● Exercise task
Find every line with the word "Vybrat" and report how many there are, without any other text.

● Task input
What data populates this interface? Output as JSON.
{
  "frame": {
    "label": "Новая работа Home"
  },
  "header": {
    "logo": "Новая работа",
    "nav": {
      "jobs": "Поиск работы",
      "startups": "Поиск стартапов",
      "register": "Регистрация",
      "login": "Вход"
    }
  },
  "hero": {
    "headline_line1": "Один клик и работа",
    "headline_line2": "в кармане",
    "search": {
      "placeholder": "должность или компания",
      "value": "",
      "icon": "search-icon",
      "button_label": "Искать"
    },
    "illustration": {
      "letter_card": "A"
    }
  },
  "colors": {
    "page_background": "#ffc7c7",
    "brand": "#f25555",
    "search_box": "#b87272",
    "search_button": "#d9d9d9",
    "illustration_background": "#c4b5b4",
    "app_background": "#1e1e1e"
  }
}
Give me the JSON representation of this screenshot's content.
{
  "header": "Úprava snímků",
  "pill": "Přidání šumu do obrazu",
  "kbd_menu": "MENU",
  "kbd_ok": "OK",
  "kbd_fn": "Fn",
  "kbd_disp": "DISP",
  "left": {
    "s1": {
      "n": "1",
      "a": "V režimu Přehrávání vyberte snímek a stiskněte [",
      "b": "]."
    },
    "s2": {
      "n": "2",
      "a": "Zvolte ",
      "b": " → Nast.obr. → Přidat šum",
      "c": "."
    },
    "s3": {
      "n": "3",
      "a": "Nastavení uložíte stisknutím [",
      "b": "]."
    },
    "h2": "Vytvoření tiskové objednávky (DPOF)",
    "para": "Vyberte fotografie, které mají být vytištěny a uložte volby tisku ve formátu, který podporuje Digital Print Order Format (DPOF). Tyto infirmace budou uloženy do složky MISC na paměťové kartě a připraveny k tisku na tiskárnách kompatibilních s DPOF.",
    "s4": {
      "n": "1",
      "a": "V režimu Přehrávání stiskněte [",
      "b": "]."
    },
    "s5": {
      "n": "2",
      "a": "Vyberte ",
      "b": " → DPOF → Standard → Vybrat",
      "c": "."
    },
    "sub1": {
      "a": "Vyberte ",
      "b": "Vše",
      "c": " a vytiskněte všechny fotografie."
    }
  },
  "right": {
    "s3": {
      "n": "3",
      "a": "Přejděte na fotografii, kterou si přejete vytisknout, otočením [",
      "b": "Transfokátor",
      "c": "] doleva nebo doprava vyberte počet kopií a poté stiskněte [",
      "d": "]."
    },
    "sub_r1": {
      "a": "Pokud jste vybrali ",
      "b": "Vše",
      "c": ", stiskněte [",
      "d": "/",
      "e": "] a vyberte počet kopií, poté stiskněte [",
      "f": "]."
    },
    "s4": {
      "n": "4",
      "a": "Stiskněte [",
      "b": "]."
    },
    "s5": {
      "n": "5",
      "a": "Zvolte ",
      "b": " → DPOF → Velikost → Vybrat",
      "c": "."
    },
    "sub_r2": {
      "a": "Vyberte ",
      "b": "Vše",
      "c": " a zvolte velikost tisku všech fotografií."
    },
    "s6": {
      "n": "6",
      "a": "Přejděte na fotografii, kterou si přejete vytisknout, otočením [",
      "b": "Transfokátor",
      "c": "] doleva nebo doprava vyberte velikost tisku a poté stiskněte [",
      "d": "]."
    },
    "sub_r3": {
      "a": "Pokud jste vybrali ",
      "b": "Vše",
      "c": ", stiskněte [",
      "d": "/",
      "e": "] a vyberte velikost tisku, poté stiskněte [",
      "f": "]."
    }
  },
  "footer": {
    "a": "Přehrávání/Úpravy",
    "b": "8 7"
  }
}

● Response
2